> **Directive**: Leave out the pictures and copy everything else in the entries exactly.

——————

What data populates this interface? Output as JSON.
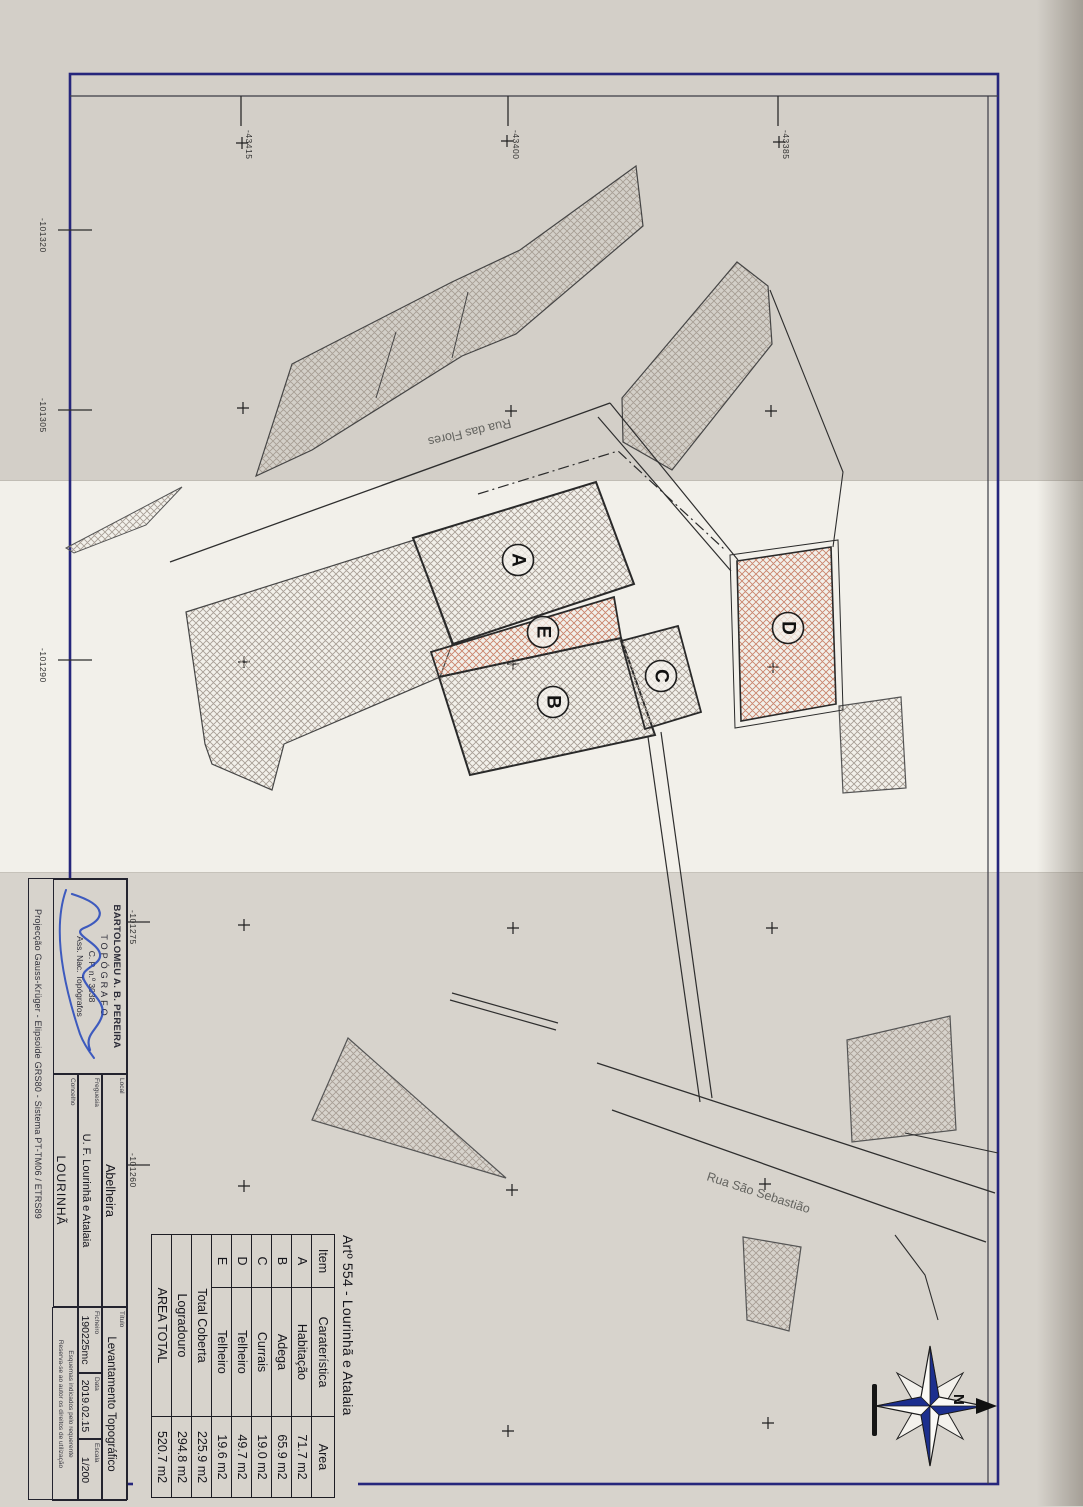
{
  "map": {
    "coord_labels_top": [
      "-43415",
      "-43400",
      "-43385"
    ],
    "coord_labels_left": [
      "-101320",
      "-101305",
      "-101290",
      "-101275",
      "-101260"
    ],
    "street_1": "Rua das Flores",
    "street_2": "Rua São Sebastião",
    "parcel_labels": [
      "A",
      "B",
      "C",
      "D",
      "E"
    ],
    "north_label": "N"
  },
  "table": {
    "title": "Artº 554 - Lourinhã e Atalaia",
    "headers": [
      "Item",
      "Caraterística",
      "Area"
    ],
    "rows": [
      [
        "A",
        "Habitação",
        "71.7 m2"
      ],
      [
        "B",
        "Adega",
        "65.9 m2"
      ],
      [
        "C",
        "Currais",
        "19.0 m2"
      ],
      [
        "D",
        "Telheiro",
        "49.7 m2"
      ],
      [
        "E",
        "Telheiro",
        "19.6 m2"
      ]
    ],
    "totals": [
      [
        "Total Coberta",
        "225.9 m2"
      ],
      [
        "Logradouro",
        "294.8 m2"
      ],
      [
        "AREA TOTAL",
        "520.7 m2"
      ]
    ]
  },
  "title_block": {
    "stamp_line1": "BARTOLOMEU A. B. PEREIRA",
    "stamp_line2": "TOPÓGRAFO",
    "stamp_line3": "C. P. n.º 3038",
    "stamp_line4": "Ass. Nac. Topógrafos",
    "local_label": "Local",
    "local_value": "Abelheira",
    "freguesia_label": "Freguesia",
    "freguesia_value": "U. F. Lourinhã e Atalaia",
    "concelho_label": "Concelho",
    "concelho_value": "LOURINHÃ",
    "titulo_label": "Título",
    "titulo_value": "Levantamento Topográfico",
    "ficheiro_label": "Ficheiro",
    "ficheiro_value": "190225mc",
    "data_label": "Data",
    "data_value": "2019.02.15",
    "escala_label": "Escala",
    "escala_value": "1/200",
    "projection": "Projecção Gauss-Krüger - Elipsoide GRS80 - Sistema PT-TM06 / ETRS89",
    "note_line1": "Esquemas indicados pelo requerente",
    "note_line2": "Reserva-se ao autor os direitos de utilização"
  },
  "colors": {
    "frame": "#26267c",
    "hatch_gray": "#a79e94",
    "hatch_pink": "#c9836b",
    "signature_blue": "#2244bb",
    "compass_blue": "#1c2f8e"
  }
}
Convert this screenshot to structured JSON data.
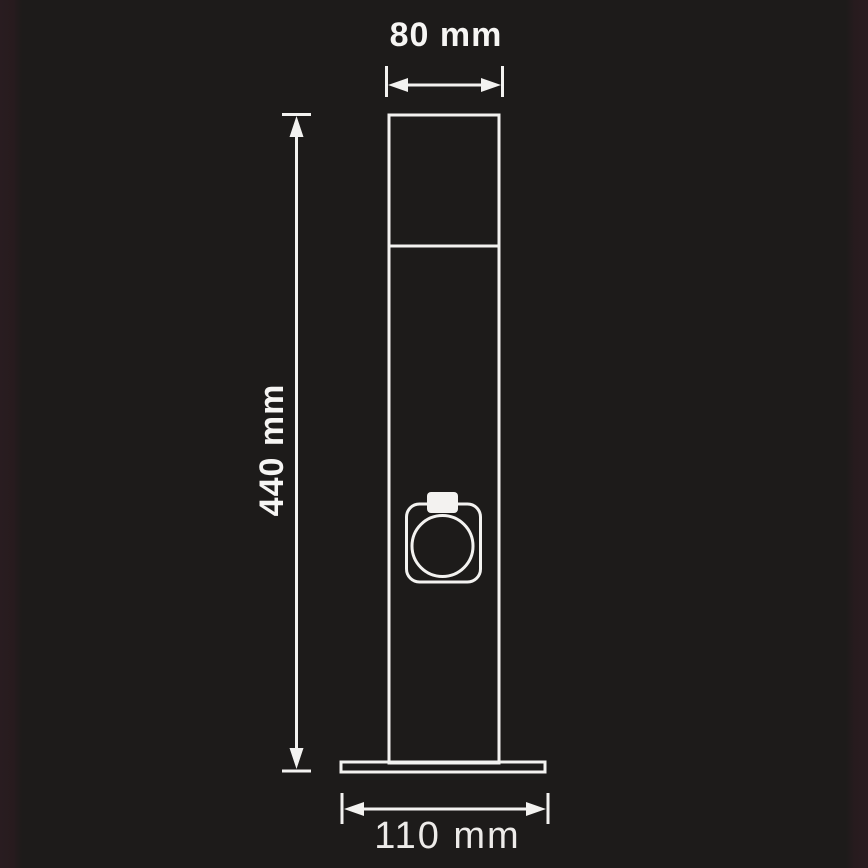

——————

> **Result for this exercise**:
What data populates this interface? Output as JSON.
{
  "map": {
    "coord_labels_top": [
      "-43415",
      "-43400",
      "-43385"
    ],
    "coord_labels_left": [
      "-101320",
      "-101305",
      "-101290",
      "-101275",
      "-101260"
    ],
    "street_1": "Rua das Flores",
    "street_2": "Rua São Sebastião",
    "parcel_labels": [
      "A",
      "B",
      "C",
      "D",
      "E"
    ],
    "north_label": "N"
  },
  "table": {
    "title": "Artº 554 - Lourinhã e Atalaia",
    "headers": [
      "Item",
      "Caraterística",
      "Area"
    ],
    "rows": [
      [
        "A",
        "Habitação",
        "71.7 m2"
      ],
      [
        "B",
        "Adega",
        "65.9 m2"
      ],
      [
        "C",
        "Currais",
        "19.0 m2"
      ],
      [
        "D",
        "Telheiro",
        "49.7 m2"
      ],
      [
        "E",
        "Telheiro",
        "19.6 m2"
      ]
    ],
    "totals": [
      [
        "Total Coberta",
        "225.9 m2"
      ],
      [
        "Logradouro",
        "294.8 m2"
      ],
      [
        "AREA TOTAL",
        "520.7 m2"
      ]
    ]
  },
  "title_block": {
    "stamp_line1": "BARTOLOMEU A. B. PEREIRA",
    "stamp_line2": "TOPÓGRAFO",
    "stamp_line3": "C. P. n.º 3038",
    "stamp_line4": "Ass. Nac. Topógrafos",
    "local_label": "Local",
    "local_value": "Abelheira",
    "freguesia_label": "Freguesia",
    "freguesia_value": "U. F. Lourinhã e Atalaia",
    "concelho_label": "Concelho",
    "concelho_value": "LOURINHÃ",
    "titulo_label": "Título",
    "titulo_value": "Levantamento Topográfico",
    "ficheiro_label": "Ficheiro",
    "ficheiro_value": "190225mc",
    "data_label": "Data",
    "data_value": "2019.02.15",
    "escala_label": "Escala",
    "escala_value": "1/200",
    "projection": "Projecção Gauss-Krüger - Elipsoide GRS80 - Sistema PT-TM06 / ETRS89",
    "note_line1": "Esquemas indicados pelo requerente",
    "note_line2": "Reserva-se ao autor os direitos de utilização"
  },
  "colors": {
    "frame": "#26267c",
    "hatch_gray": "#a79e94",
    "hatch_pink": "#c9836b",
    "signature_blue": "#2244bb",
    "compass_blue": "#1c2f8e"
  }
}
Convert this screenshot to structured JSON data.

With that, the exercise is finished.